* EXERCISE OBJECTIVE
Look for the string "Protocol" in every line, and copy each line that has it.

* EXCERPTED DATA
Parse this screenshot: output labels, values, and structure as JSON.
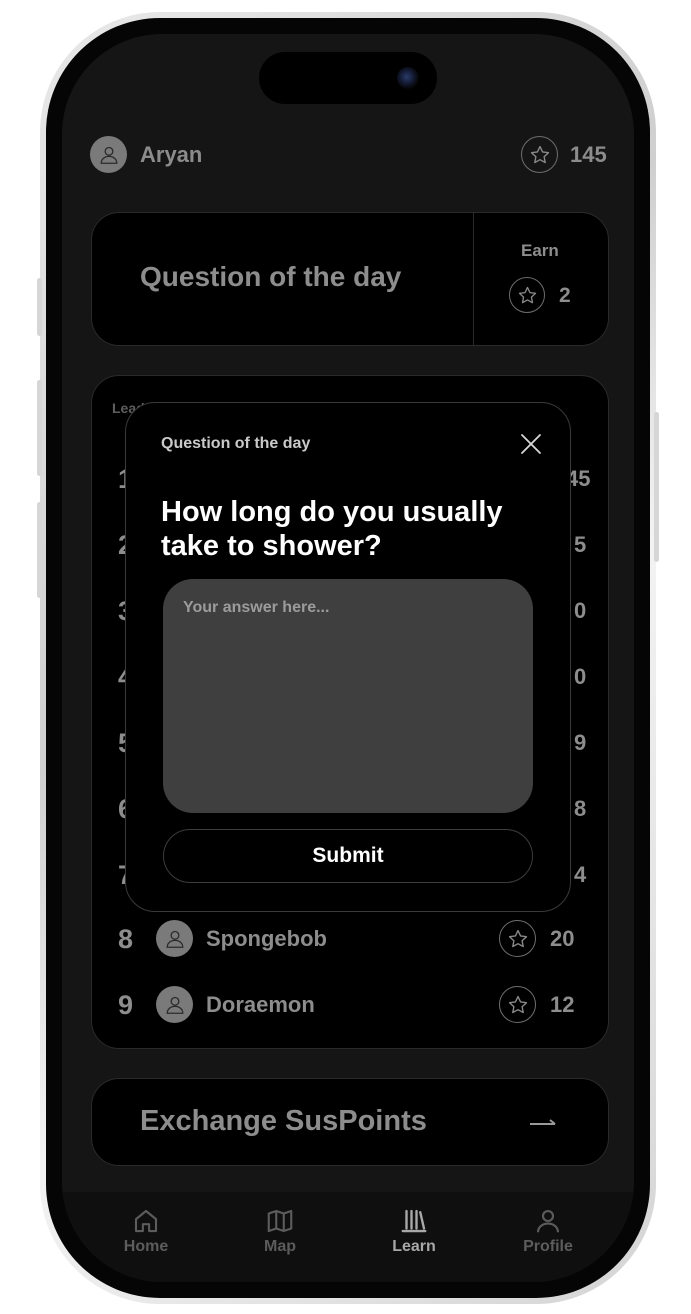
{
  "header": {
    "user_name": "Aryan",
    "points": "145"
  },
  "qotd_card": {
    "title": "Question of the day",
    "earn_label": "Earn",
    "earn_value": "2"
  },
  "leaderboard": {
    "title": "Leaderboard",
    "rows": [
      {
        "rank": "1",
        "points_fragment": "45"
      },
      {
        "rank": "2",
        "points_fragment": "5"
      },
      {
        "rank": "3",
        "points_fragment": "0"
      },
      {
        "rank": "4",
        "points_fragment": "0"
      },
      {
        "rank": "5",
        "points_fragment": "9"
      },
      {
        "rank": "6",
        "points_fragment": "8"
      },
      {
        "rank": "7",
        "points_fragment": "4"
      },
      {
        "rank": "8",
        "name": "Spongebob",
        "points": "20"
      },
      {
        "rank": "9",
        "name": "Doraemon",
        "points": "12"
      }
    ]
  },
  "exchange": {
    "label": "Exchange SusPoints",
    "arrow": "→"
  },
  "tabs": [
    {
      "label": "Home",
      "icon": "home-icon",
      "active": false
    },
    {
      "label": "Map",
      "icon": "map-icon",
      "active": false
    },
    {
      "label": "Learn",
      "icon": "learn-icon",
      "active": true
    },
    {
      "label": "Profile",
      "icon": "profile-icon",
      "active": false
    }
  ],
  "modal": {
    "kicker": "Question of the day",
    "question": "How long do you usually take to shower?",
    "answer_placeholder": "Your answer here...",
    "answer_value": "",
    "submit_label": "Submit"
  },
  "colors": {
    "screen_bg": "#151515",
    "card_bg": "#000000",
    "text_muted": "#8d8d8d",
    "text_strong": "#ffffff",
    "input_bg": "#3f3f3f"
  }
}
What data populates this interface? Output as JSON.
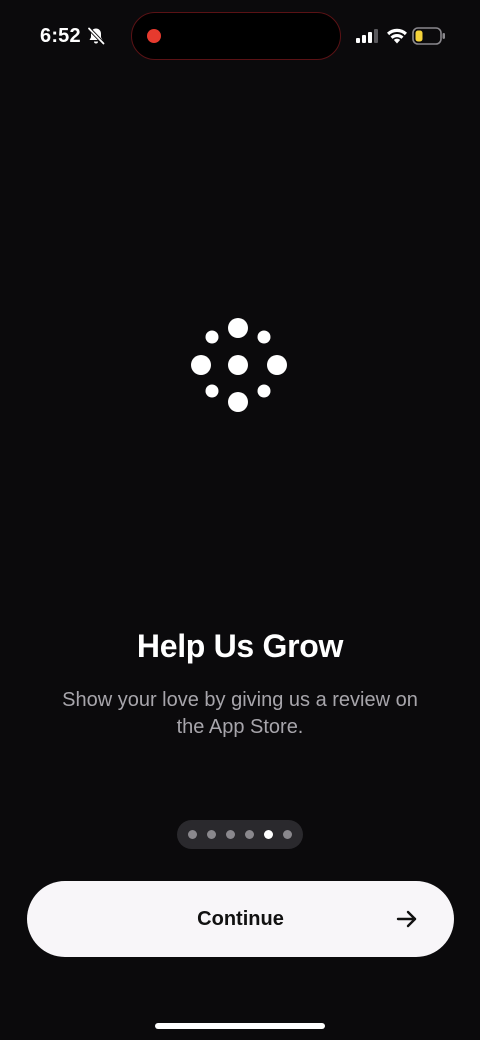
{
  "status_bar": {
    "time": "6:52",
    "icons": {
      "silent": "bell-slash-icon",
      "signal": "cellular-signal-icon",
      "wifi": "wifi-icon",
      "battery": "battery-low-icon"
    },
    "recording_indicator_color": "#e63a2e",
    "battery_level_fraction": 0.25
  },
  "onboarding": {
    "loader_icon": "dots-spinner-icon",
    "title": "Help Us Grow",
    "subtitle": "Show your love by giving us a review on the App Store.",
    "page_indicator": {
      "total_pages": 6,
      "current_page": 5
    }
  },
  "continue_button": {
    "label": "Continue",
    "icon": "arrow-right-icon"
  },
  "colors": {
    "background": "#0b0a0c",
    "text_primary": "#ffffff",
    "text_secondary": "#a7a5ab",
    "button_background": "#f8f6f9",
    "button_text": "#111111"
  }
}
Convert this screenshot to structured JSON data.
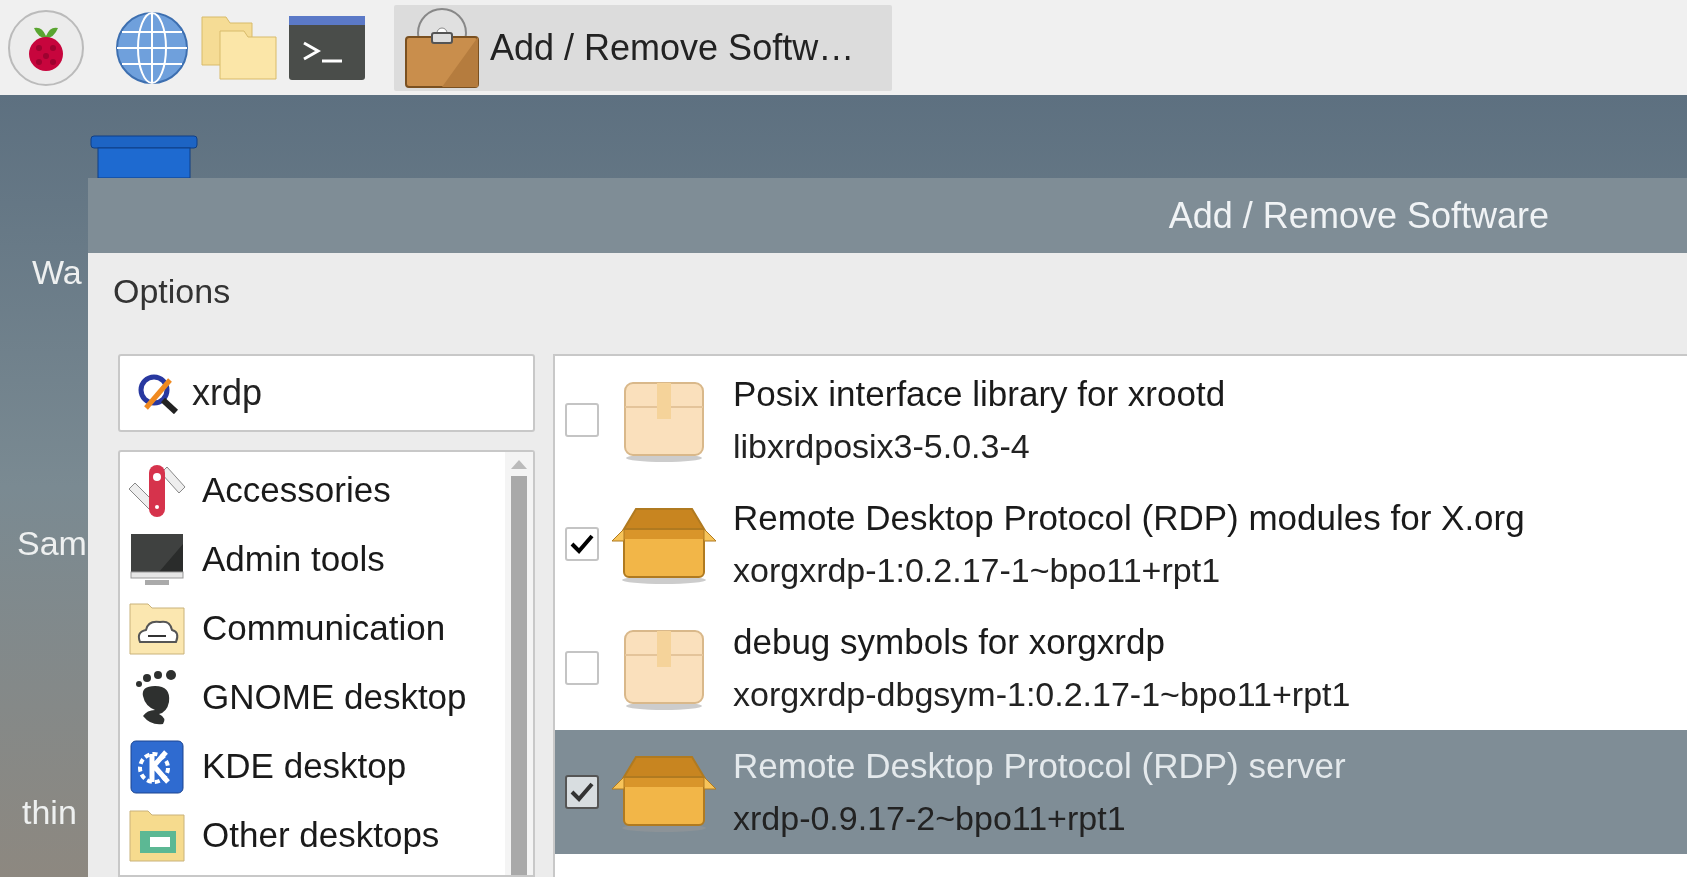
{
  "taskbar": {
    "task": {
      "label": "Add / Remove Softw…",
      "selected": true
    }
  },
  "desktop_icons": [
    {
      "label": "Wa"
    },
    {
      "label": "Sam"
    },
    {
      "label": "thin"
    }
  ],
  "window": {
    "title": "Add / Remove Software"
  },
  "menu": [
    "Options"
  ],
  "search": {
    "value": "xrdp"
  },
  "categories": [
    {
      "label": "Accessories",
      "selected": false
    },
    {
      "label": "Admin tools",
      "selected": false
    },
    {
      "label": "Communication",
      "selected": false
    },
    {
      "label": "GNOME desktop",
      "selected": false
    },
    {
      "label": "KDE desktop",
      "selected": false
    },
    {
      "label": "Other desktops",
      "selected": false
    }
  ],
  "packages": [
    {
      "name": "Posix interface library for xrootd",
      "version": "libxrdposix3-5.0.3-4",
      "checked": false,
      "selected": false
    },
    {
      "name": "Remote Desktop Protocol (RDP) modules for X.org",
      "version": "xorgxrdp-1:0.2.17-1~bpo11+rpt1",
      "checked": true,
      "selected": false
    },
    {
      "name": "debug symbols for xorgxrdp",
      "version": "xorgxrdp-dbgsym-1:0.2.17-1~bpo11+rpt1",
      "checked": false,
      "selected": false
    },
    {
      "name": "Remote Desktop Protocol (RDP) server",
      "version": "xrdp-0.9.17-2~bpo11+rpt1",
      "checked": true,
      "selected": true
    }
  ]
}
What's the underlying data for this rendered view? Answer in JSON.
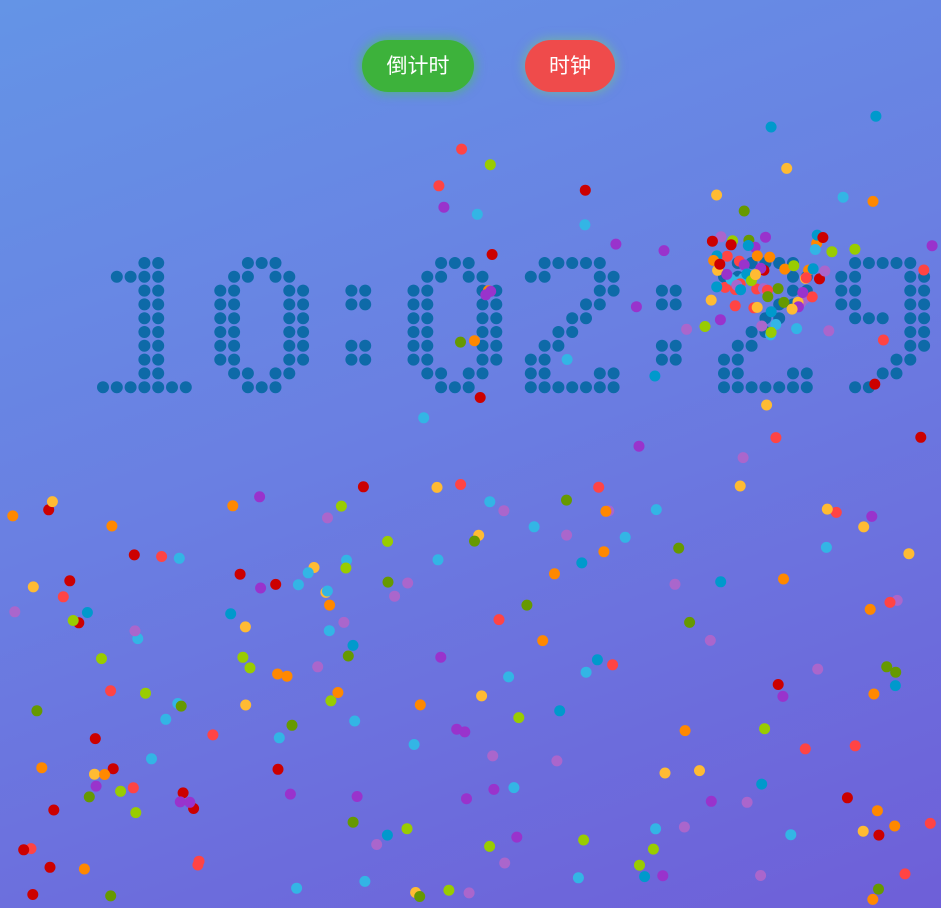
{
  "buttons": {
    "countdown": "倒计时",
    "clock": "时钟"
  },
  "clock": {
    "time": "10:02:29",
    "digit_color": "#0e6aa8"
  },
  "ball_colors": [
    "#33b5e5",
    "#0099cc",
    "#aa66cc",
    "#9933cc",
    "#99cc00",
    "#669900",
    "#ffbb33",
    "#ff8800",
    "#ff4444",
    "#cc0000"
  ]
}
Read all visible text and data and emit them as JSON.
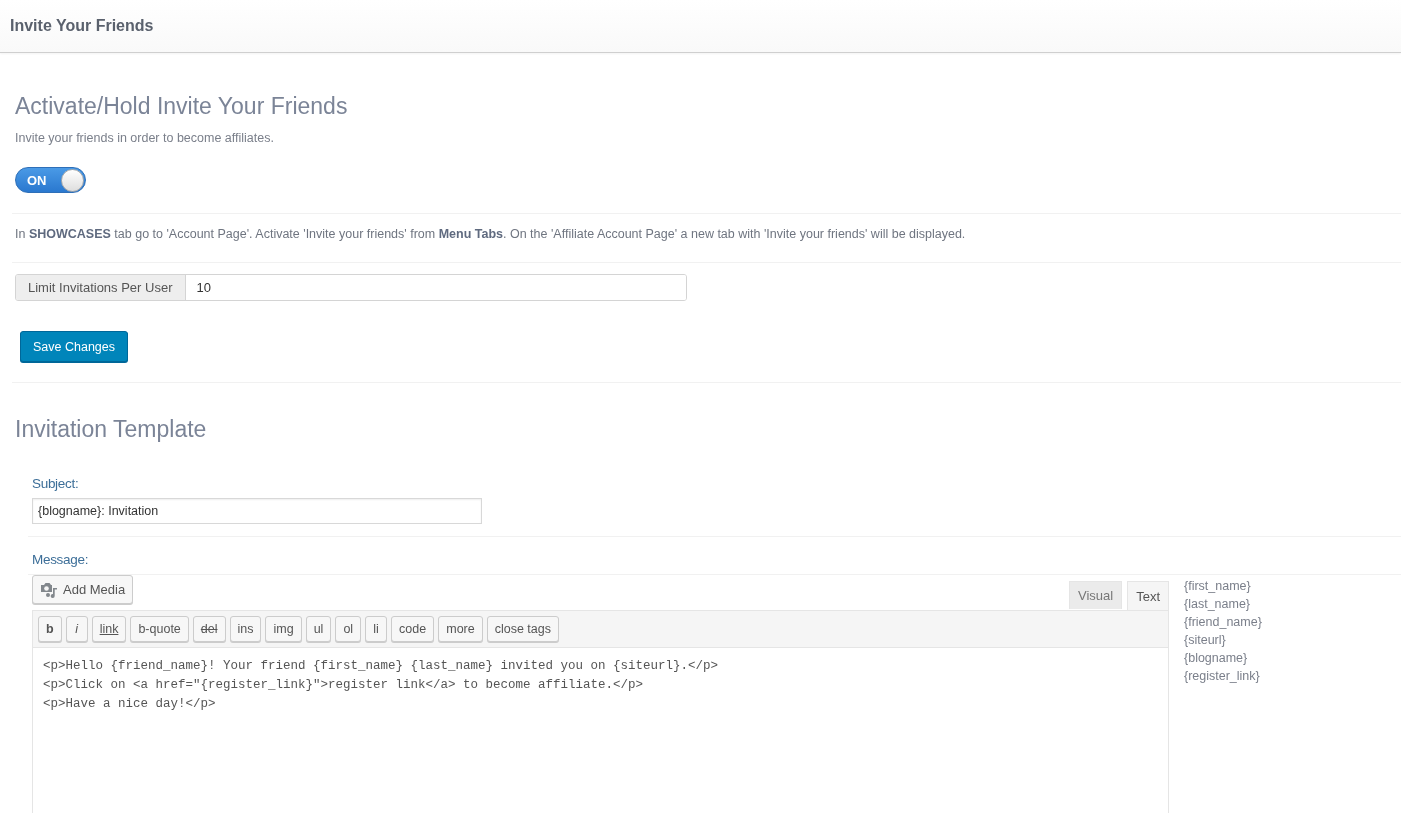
{
  "header": {
    "title": "Invite Your Friends"
  },
  "activation": {
    "heading": "Activate/Hold Invite Your Friends",
    "description": "Invite your friends in order to become affiliates.",
    "toggle": {
      "label": "ON",
      "on": true
    }
  },
  "instructions": "In **SHOWCASES** tab go to 'Account Page'. Activate 'Invite your friends' from **Menu Tabs**. On the 'Affiliate Account Page' a new tab with 'Invite your friends' will be displayed.",
  "limit_field": {
    "label": "Limit Invitations Per User",
    "value": "10"
  },
  "save_button": "Save Changes",
  "template": {
    "heading": "Invitation Template",
    "subject": {
      "label": "Subject:",
      "value": "{blogname}: Invitation"
    },
    "message": {
      "label": "Message:",
      "add_media": "Add Media",
      "tabs": [
        {
          "label": "Visual",
          "selected": false
        },
        {
          "label": "Text",
          "selected": true
        }
      ],
      "quicktags": [
        {
          "label": "b",
          "kind": "bold"
        },
        {
          "label": "i",
          "kind": "italic"
        },
        {
          "label": "link",
          "kind": "underline"
        },
        {
          "label": "b-quote",
          "kind": "plain"
        },
        {
          "label": "del",
          "kind": "strike"
        },
        {
          "label": "ins",
          "kind": "plain"
        },
        {
          "label": "img",
          "kind": "plain"
        },
        {
          "label": "ul",
          "kind": "plain"
        },
        {
          "label": "ol",
          "kind": "plain"
        },
        {
          "label": "li",
          "kind": "plain"
        },
        {
          "label": "code",
          "kind": "plain"
        },
        {
          "label": "more",
          "kind": "plain"
        },
        {
          "label": "close tags",
          "kind": "plain"
        }
      ],
      "content": [
        "<p>Hello {friend_name}! Your friend {first_name} {last_name} invited you on {siteurl}.</p>",
        "<p>Click on <a href=\"{register_link}\">register link</a> to become affiliate.</p>",
        "<p>Have a nice day!</p>"
      ]
    },
    "placeholders": [
      "{first_name}",
      "{last_name}",
      "{friend_name}",
      "{siteurl}",
      "{blogname}",
      "{register_link}"
    ]
  }
}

* SOLUTION
      "name": "Remote Desktop Protocol (RDP) modules for X.org",
      "name": "Remote Desktop Protocol (RDP) server",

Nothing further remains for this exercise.